## Exercise task a:
Report each line of the records below that contains the string "Mittwoch".

A gentle board book follows two toddlers through a busy day in a backyard garden.
Two unnamed tots stretch and yawn to greet the sunshine and sunflowers outside the bedroom window. These siblings are light-skinned with curly brown hair while their mother is brown-skinned and their bearded father is even paler than the children. The focus throughout is on the natural wonders this interracial family discovers while tending their garden. Detailed drawings add information. The second spread shows a belowground cross section with ant tunnels and dandelion roots—and one child’s bare feet above. Six four-line stanzas use an abcb rhyme scheme. Rhyming fly with high and seed with weed works nicely, but pea and leaf is a bit of a stretch. What is clear is these big-eyed children’s sense of wonder. They willingly “crunch a green bean. / Snap a pea” and even “pluck some kale.” There is whimsy too. A snail almost as big as one of the children also nibbles on the kale, and a mouse chomping a strawberry underground is not bothered by the earthworms that share the soil with carrots. The story ends as it began, with the two children tucked into beds, just like the fruits and vegetables. “Sun sets. / Flowers close tired eyes. // Young plants rest. / Growing tomorrow’s surprise.”

## Exercise task b:
Translate this sentence from the review of the garden board book above into Spanish: "Six four-line stanzas use an abcb rhyme scheme."

Records excerpted from a collection:
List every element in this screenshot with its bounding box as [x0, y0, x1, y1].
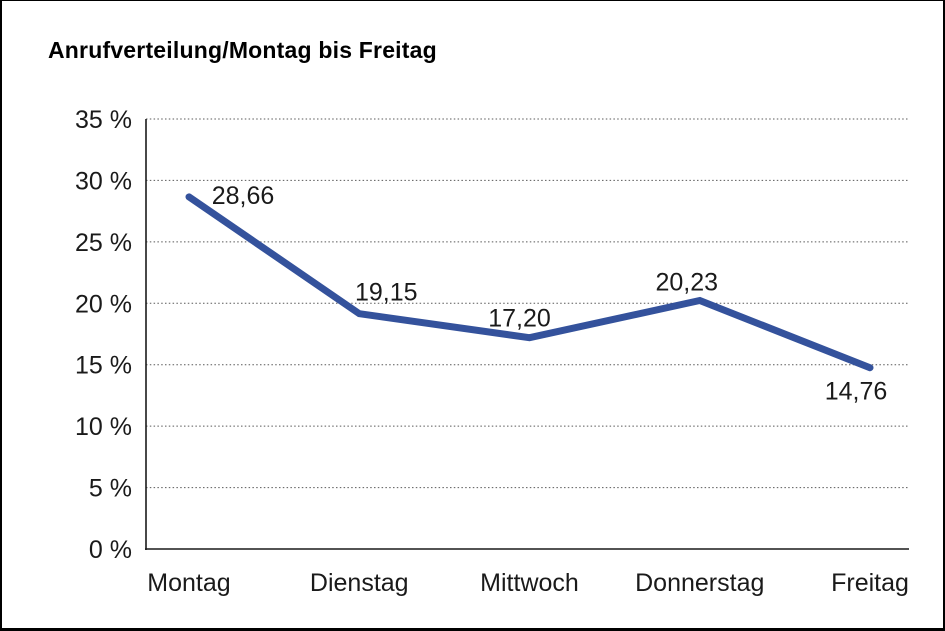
x-tick-label: Dienstag — [310, 569, 409, 597]
x-tick-label: Mittwoch — [480, 569, 579, 597]
y-tick-label: 20 % — [75, 290, 132, 318]
y-tick-label: 5 % — [89, 475, 132, 503]
y-tick-label: 10 % — [75, 413, 132, 441]
y-tick-label: 35 % — [75, 106, 132, 134]
data-label: 17,20 — [488, 305, 551, 333]
data-labels: 28,66 19,15 17,20 20,23 14,76 — [212, 182, 888, 406]
chart-title: Anrufverteilung/Montag bis Freitag — [48, 37, 437, 63]
data-label: 20,23 — [655, 268, 718, 296]
axes — [145, 119, 909, 550]
y-tick-label: 30 % — [75, 167, 132, 195]
x-tick-label: Donnerstag — [635, 569, 764, 597]
series-line — [185, 193, 874, 372]
y-axis-labels: 0 % 5 % 10 % 15 % 20 % 25 % 30 % 35 % — [75, 106, 132, 564]
y-tick-label: 25 % — [75, 229, 132, 257]
x-tick-label: Freitag — [831, 569, 909, 597]
x-axis-labels: Montag Dienstag Mittwoch Donnerstag Freitag — [147, 569, 909, 597]
data-label: 14,76 — [825, 378, 888, 406]
data-label: 28,66 — [212, 182, 275, 210]
gridlines — [146, 118, 909, 489]
data-label: 19,15 — [355, 279, 418, 307]
x-tick-label: Montag — [147, 569, 230, 597]
y-tick-label: 15 % — [75, 352, 132, 380]
y-tick-label: 0 % — [89, 536, 132, 564]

## Written answer a:
x-tick-label: Mittwoch — [480, 569, 579, 597]
x-axis-labels: Montag Dienstag Mittwoch Donnerstag Freitag — [147, 569, 909, 597]

## Written answer b:
Seis estrofas de cuatro versos usan un esquema de rima abcb.